◆ **WHAT IS ASKED**: Search the data for the word "tuberkulösa" and copy every line that contains it.

◆ **EXCERPTED RECORDS**:
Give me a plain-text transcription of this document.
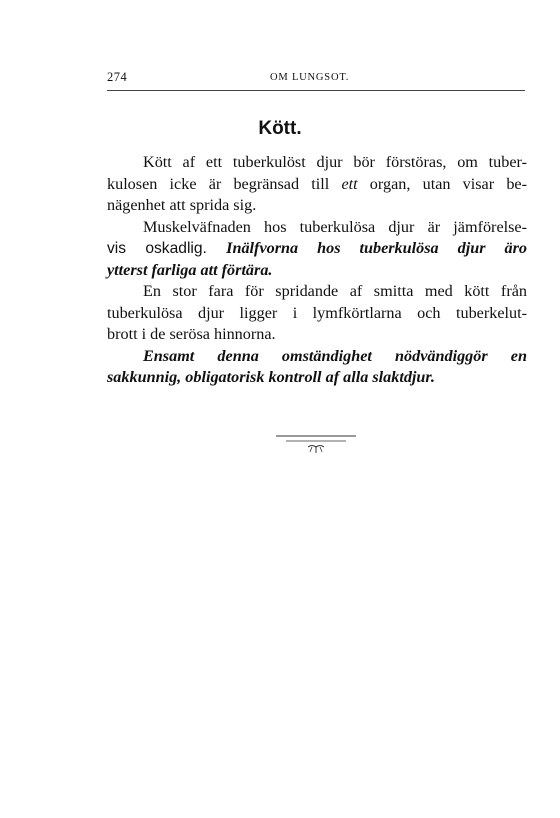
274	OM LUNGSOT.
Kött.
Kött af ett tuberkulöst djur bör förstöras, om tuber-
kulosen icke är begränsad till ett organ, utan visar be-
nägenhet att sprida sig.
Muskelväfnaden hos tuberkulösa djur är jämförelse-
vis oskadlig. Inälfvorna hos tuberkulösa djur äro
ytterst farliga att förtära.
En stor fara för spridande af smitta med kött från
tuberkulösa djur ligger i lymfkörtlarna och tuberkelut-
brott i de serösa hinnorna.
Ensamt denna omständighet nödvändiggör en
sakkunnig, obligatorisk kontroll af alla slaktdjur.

* * *

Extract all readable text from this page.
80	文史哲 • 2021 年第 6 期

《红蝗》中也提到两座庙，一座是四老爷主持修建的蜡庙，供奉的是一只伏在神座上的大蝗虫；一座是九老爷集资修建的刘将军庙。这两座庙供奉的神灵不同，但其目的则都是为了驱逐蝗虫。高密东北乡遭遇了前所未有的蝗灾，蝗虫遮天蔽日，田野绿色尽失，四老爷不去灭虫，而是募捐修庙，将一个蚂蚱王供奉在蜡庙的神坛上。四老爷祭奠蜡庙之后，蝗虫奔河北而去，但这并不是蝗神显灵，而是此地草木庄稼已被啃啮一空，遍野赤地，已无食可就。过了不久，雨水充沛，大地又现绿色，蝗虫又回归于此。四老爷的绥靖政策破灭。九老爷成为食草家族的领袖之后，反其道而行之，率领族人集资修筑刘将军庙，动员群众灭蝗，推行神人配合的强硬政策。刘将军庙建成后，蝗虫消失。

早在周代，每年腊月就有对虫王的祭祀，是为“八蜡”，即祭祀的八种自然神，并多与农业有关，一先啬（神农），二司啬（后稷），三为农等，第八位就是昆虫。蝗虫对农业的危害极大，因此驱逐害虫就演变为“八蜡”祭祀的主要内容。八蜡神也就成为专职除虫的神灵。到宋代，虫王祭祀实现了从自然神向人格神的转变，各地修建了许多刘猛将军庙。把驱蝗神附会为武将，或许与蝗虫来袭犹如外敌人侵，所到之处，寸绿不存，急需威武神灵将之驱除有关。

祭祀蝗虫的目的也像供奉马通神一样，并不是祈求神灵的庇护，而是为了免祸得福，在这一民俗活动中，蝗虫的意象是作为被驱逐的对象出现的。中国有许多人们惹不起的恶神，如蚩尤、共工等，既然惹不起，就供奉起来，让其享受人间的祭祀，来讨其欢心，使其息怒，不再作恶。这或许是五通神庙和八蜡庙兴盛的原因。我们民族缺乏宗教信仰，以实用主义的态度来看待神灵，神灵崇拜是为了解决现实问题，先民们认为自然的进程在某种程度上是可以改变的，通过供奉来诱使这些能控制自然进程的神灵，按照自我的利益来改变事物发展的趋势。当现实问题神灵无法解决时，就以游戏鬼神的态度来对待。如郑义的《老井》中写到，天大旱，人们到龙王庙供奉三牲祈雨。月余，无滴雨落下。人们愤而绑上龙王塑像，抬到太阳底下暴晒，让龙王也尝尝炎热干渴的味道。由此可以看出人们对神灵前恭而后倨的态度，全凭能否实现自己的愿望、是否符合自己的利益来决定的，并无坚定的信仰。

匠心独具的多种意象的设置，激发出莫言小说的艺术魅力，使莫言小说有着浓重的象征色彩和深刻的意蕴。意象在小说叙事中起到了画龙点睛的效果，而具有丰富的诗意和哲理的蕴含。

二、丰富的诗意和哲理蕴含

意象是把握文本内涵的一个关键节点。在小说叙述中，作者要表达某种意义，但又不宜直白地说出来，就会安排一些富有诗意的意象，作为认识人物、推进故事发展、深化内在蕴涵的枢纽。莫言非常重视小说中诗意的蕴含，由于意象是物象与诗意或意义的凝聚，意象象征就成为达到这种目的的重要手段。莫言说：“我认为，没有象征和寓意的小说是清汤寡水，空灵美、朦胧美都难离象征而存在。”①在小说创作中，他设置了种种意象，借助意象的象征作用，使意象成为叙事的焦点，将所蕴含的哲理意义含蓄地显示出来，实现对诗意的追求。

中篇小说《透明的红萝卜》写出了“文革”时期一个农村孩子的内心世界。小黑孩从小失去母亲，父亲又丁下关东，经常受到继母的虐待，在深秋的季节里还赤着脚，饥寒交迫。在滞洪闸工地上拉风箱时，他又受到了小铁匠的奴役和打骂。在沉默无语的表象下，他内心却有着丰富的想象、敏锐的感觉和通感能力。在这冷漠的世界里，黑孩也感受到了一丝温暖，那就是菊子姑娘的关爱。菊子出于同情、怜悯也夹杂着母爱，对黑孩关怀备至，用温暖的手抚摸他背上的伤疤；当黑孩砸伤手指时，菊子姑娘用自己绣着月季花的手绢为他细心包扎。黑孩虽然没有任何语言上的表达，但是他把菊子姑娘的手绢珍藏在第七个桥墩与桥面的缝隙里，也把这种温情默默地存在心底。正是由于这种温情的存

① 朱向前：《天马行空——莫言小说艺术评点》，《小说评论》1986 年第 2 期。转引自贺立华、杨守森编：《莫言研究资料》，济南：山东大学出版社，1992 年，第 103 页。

...

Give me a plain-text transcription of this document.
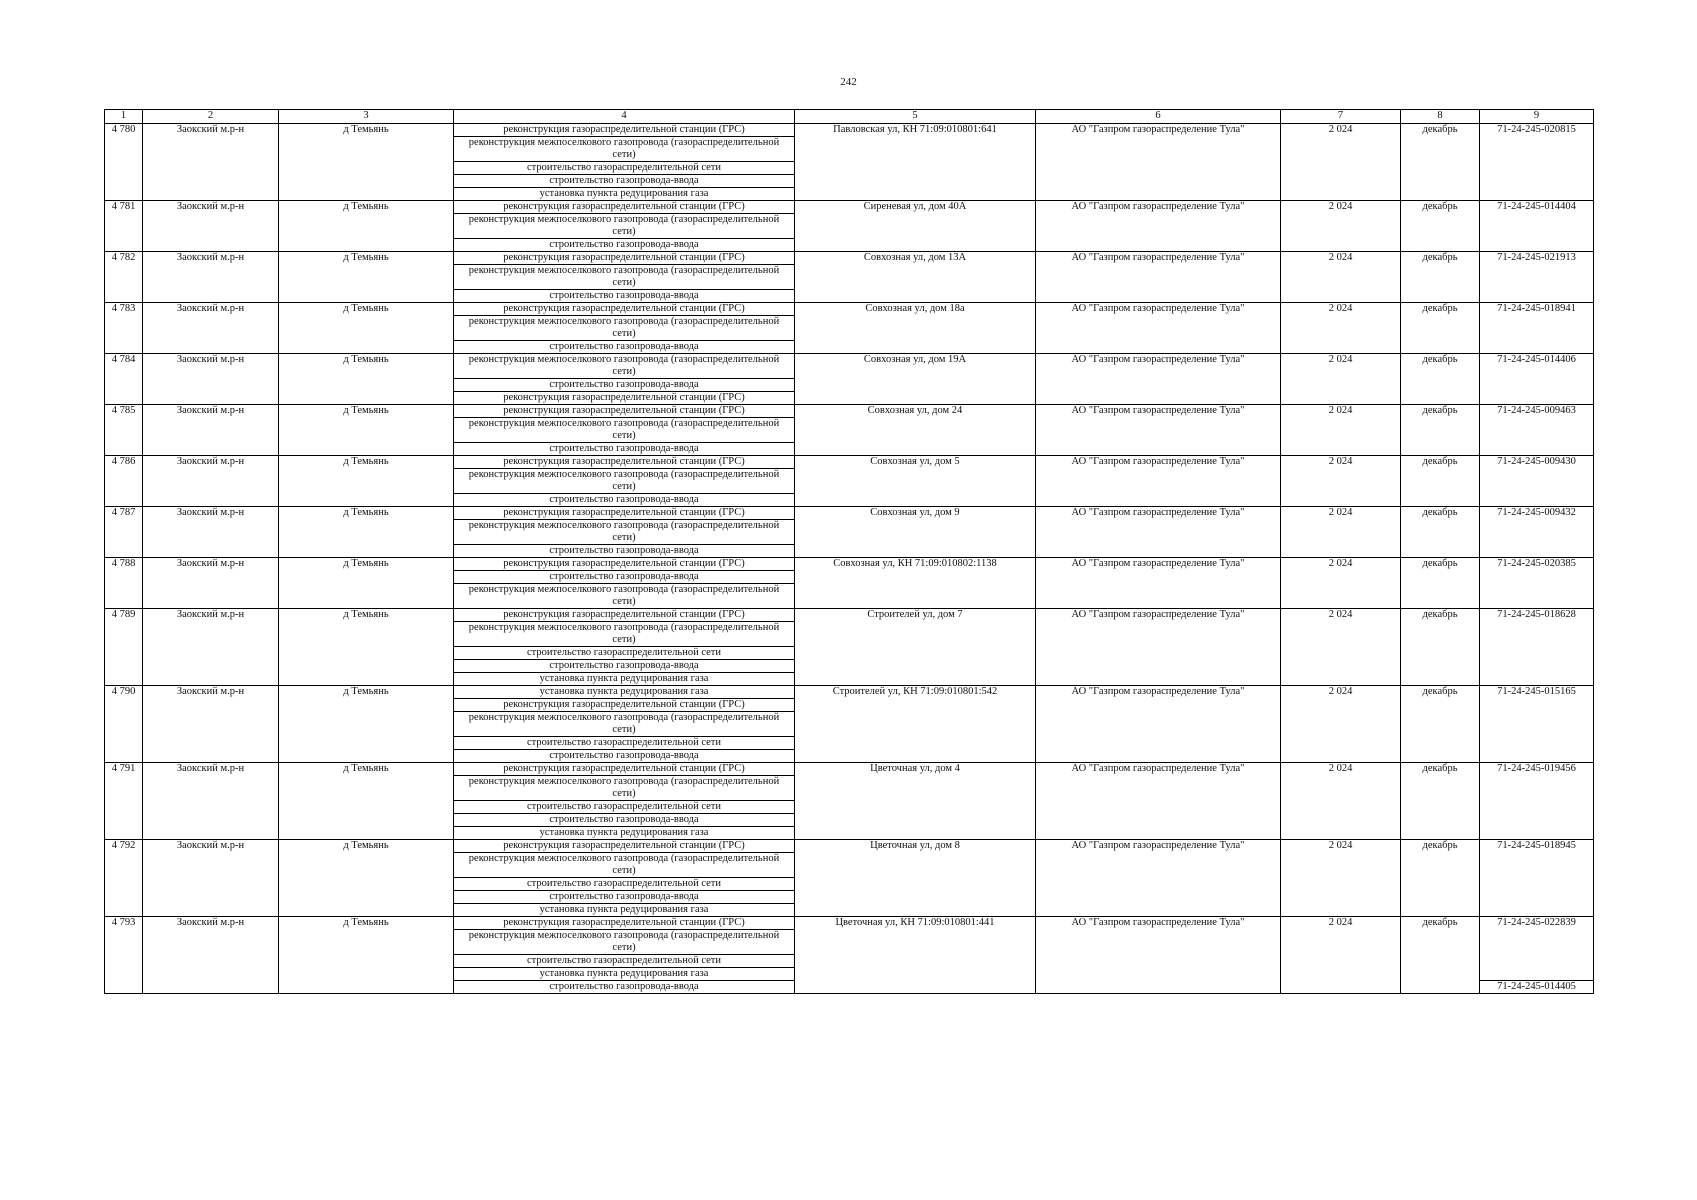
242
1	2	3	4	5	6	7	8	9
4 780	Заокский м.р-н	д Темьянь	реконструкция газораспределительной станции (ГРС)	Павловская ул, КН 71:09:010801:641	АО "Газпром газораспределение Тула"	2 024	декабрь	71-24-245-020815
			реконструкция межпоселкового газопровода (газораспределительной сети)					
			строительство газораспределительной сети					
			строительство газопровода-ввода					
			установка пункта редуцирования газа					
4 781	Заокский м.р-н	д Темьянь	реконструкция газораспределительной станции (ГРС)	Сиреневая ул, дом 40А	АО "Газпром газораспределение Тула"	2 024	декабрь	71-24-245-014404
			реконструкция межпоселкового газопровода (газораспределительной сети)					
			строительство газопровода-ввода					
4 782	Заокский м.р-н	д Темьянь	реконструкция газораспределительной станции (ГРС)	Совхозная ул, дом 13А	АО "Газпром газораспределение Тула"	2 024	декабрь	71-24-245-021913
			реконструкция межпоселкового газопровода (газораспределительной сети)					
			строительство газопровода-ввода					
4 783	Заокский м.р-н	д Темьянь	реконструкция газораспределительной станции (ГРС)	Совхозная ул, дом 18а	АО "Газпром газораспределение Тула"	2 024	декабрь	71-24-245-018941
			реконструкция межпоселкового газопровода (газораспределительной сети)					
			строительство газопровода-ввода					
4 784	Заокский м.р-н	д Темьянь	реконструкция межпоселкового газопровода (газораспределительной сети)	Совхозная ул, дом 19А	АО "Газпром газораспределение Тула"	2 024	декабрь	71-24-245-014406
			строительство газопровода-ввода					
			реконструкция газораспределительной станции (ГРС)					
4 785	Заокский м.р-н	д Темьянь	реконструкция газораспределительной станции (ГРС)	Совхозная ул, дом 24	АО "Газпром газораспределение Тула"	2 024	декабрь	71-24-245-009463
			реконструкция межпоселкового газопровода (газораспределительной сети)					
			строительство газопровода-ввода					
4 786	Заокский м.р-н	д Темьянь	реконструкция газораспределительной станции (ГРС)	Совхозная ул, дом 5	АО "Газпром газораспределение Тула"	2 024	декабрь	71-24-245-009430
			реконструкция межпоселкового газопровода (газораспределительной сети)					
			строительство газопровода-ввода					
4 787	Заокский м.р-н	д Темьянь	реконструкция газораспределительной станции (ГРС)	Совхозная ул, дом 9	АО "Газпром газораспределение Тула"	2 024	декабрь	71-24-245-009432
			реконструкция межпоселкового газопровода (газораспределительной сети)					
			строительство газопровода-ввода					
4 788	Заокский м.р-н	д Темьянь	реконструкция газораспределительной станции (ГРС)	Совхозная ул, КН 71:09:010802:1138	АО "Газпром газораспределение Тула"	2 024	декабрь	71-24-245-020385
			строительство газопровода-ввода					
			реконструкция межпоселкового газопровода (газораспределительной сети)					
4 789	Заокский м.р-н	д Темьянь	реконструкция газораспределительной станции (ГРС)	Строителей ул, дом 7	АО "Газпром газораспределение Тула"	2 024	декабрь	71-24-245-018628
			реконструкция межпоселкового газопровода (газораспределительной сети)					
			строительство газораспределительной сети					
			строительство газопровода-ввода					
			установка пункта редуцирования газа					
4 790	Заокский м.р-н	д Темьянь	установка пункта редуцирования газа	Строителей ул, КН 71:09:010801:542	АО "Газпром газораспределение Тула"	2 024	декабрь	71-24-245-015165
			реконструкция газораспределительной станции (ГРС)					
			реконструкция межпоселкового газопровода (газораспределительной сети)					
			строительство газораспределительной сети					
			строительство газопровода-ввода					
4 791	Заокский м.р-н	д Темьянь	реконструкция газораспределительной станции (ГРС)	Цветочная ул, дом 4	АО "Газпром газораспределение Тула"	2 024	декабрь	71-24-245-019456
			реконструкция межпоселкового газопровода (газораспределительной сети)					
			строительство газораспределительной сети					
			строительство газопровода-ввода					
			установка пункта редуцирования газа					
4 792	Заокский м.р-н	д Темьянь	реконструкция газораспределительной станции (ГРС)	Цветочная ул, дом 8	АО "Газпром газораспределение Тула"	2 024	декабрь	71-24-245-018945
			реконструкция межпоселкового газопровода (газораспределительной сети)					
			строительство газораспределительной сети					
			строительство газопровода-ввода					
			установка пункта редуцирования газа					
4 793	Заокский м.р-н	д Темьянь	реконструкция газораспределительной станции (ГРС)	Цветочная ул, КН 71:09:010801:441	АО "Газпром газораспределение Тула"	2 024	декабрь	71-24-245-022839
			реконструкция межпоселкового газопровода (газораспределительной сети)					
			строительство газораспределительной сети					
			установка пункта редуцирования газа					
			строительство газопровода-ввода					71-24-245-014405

◆ **ANSWER BELOW**:
Muskelväfnaden hos tuberkulösa djur är jämförelse-
vis oskadlig. Inälfvorna hos tuberkulösa djur äro
tuberkulösa djur ligger i lymfkörtlarna och tuberkelut-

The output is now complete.